Problem details: The records that follow must be reproduced in full, exactly as written.

* start Data provided *

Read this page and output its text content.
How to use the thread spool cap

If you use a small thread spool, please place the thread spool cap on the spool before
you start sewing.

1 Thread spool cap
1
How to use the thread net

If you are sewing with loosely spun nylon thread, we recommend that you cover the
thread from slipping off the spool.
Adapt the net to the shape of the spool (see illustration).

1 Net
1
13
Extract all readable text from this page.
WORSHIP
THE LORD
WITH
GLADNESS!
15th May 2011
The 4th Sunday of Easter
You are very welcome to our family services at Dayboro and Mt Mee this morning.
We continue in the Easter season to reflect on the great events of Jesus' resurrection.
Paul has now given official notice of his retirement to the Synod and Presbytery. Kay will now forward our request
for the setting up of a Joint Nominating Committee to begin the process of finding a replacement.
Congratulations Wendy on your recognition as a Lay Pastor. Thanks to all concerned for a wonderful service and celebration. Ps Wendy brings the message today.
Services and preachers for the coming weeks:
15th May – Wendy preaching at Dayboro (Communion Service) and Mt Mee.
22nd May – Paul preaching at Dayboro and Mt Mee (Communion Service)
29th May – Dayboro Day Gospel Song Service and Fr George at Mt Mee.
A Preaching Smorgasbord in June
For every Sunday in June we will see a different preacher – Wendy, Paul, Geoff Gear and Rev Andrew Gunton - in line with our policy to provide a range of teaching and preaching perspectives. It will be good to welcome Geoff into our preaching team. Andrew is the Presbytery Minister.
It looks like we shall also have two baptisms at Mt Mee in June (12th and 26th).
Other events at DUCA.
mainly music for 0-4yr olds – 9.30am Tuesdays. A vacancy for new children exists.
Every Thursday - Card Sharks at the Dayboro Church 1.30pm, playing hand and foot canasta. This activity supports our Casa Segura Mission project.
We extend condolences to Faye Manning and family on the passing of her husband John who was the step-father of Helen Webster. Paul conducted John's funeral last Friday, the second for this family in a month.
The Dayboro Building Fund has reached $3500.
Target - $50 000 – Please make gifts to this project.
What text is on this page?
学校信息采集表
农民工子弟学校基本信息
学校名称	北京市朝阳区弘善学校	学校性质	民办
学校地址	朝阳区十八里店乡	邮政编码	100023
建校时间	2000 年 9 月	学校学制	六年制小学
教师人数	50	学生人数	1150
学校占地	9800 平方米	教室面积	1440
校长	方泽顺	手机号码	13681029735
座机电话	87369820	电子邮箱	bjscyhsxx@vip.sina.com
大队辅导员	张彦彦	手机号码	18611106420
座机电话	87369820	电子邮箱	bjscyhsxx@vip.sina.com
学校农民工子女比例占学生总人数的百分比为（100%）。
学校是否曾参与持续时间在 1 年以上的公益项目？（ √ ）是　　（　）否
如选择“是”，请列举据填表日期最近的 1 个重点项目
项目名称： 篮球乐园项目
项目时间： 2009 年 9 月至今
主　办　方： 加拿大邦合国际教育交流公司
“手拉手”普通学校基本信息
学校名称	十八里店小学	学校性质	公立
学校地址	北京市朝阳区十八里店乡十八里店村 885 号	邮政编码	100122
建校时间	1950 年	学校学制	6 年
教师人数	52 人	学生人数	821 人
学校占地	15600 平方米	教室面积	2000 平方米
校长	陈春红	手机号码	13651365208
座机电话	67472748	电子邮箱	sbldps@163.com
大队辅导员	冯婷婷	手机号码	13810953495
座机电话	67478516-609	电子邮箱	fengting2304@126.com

* end Data provided *

Answer for the task:
Read this page and output its text content.
How to use the thread spool cap

If you use a small thread spool, please place the thread spool cap on the spool before
you start sewing.

1 Thread spool cap
1
How to use the thread net

If you are sewing with loosely spun nylon thread, we recommend that you cover the
thread from slipping off the spool.
Adapt the net to the shape of the spool (see illustration).

1 Net
1
13
Extract all readable text from this page.
WORSHIP
THE LORD
WITH
GLADNESS!
15th May 2011
The 4th Sunday of Easter
You are very welcome to our family services at Dayboro and Mt Mee this morning.
We continue in the Easter season to reflect on the great events of Jesus' resurrection.
Paul has now given official notice of his retirement to the Synod and Presbytery. Kay will now forward our request
for the setting up of a Joint Nominating Committee to begin the process of finding a replacement.
Congratulations Wendy on your recognition as a Lay Pastor. Thanks to all concerned for a wonderful service and celebration. Ps Wendy brings the message today.
Services and preachers for the coming weeks:
15th May – Wendy preaching at Dayboro (Communion Service) and Mt Mee.
22nd May – Paul preaching at Dayboro and Mt Mee (Communion Service)
29th May – Dayboro Day Gospel Song Service and Fr George at Mt Mee.
A Preaching Smorgasbord in June
For every Sunday in June we will see a different preacher – Wendy, Paul, Geoff Gear and Rev Andrew Gunton - in line with our policy to provide a range of teaching and preaching perspectives. It will be good to welcome Geoff into our preaching team. Andrew is the Presbytery Minister.
It looks like we shall also have two baptisms at Mt Mee in June (12th and 26th).
Other events at DUCA.
mainly music for 0-4yr olds – 9.30am Tuesdays. A vacancy for new children exists.
Every Thursday - Card Sharks at the Dayboro Church 1.30pm, playing hand and foot canasta. This activity supports our Casa Segura Mission project.
We extend condolences to Faye Manning and family on the passing of her husband John who was the step-father of Helen Webster. Paul conducted John's funeral last Friday, the second for this family in a month.
The Dayboro Building Fund has reached $3500.
Target - $50 000 – Please make gifts to this project.
What text is on this page?
学校信息采集表
农民工子弟学校基本信息
学校名称	北京市朝阳区弘善学校	学校性质	民办
学校地址	朝阳区十八里店乡	邮政编码	100023
建校时间	2000 年 9 月	学校学制	六年制小学
教师人数	50	学生人数	1150
学校占地	9800 平方米	教室面积	1440
校长	方泽顺	手机号码	13681029735
座机电话	87369820	电子邮箱	bjscyhsxx@vip.sina.com
大队辅导员	张彦彦	手机号码	18611106420
座机电话	87369820	电子邮箱	bjscyhsxx@vip.sina.com
学校农民工子女比例占学生总人数的百分比为（100%）。
学校是否曾参与持续时间在 1 年以上的公益项目？（ √ ）是　　（　）否
如选择“是”，请列举据填表日期最近的 1 个重点项目
项目名称： 篮球乐园项目
项目时间： 2009 年 9 月至今
主　办　方： 加拿大邦合国际教育交流公司
“手拉手”普通学校基本信息
学校名称	十八里店小学	学校性质	公立
学校地址	北京市朝阳区十八里店乡十八里店村 885 号	邮政编码	100122
建校时间	1950 年	学校学制	6 年
教师人数	52 人	学生人数	821 人
学校占地	15600 平方米	教室面积	2000 平方米
校长	陈春红	手机号码	13651365208
座机电话	67472748	电子邮箱	sbldps@163.com
大队辅导员	冯婷婷	手机号码	13810953495
座机电话	67478516-609	电子邮箱	fengting2304@126.com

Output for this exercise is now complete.